(Extracted records)
·····
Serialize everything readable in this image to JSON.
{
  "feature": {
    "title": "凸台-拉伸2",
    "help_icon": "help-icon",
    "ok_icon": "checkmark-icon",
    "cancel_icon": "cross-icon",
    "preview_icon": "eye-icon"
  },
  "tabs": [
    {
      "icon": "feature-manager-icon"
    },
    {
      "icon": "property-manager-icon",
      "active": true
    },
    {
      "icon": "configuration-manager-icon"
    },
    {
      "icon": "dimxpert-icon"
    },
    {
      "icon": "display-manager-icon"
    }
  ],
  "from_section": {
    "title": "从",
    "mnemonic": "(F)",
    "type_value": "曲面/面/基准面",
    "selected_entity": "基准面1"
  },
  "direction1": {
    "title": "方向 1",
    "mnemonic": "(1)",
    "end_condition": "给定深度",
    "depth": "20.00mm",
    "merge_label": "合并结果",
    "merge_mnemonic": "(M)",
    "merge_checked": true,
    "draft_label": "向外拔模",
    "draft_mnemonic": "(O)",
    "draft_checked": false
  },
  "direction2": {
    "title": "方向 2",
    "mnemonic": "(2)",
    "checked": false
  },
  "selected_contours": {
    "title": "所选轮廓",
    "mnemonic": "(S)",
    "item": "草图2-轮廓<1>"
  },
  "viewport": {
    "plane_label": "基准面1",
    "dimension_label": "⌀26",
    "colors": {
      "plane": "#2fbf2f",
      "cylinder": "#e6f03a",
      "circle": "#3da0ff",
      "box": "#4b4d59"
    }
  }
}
·····
**What to work on:**
State the number of lines in the preceding entries that include the word "title". Provide nothing else.

**Exercise answer:**
5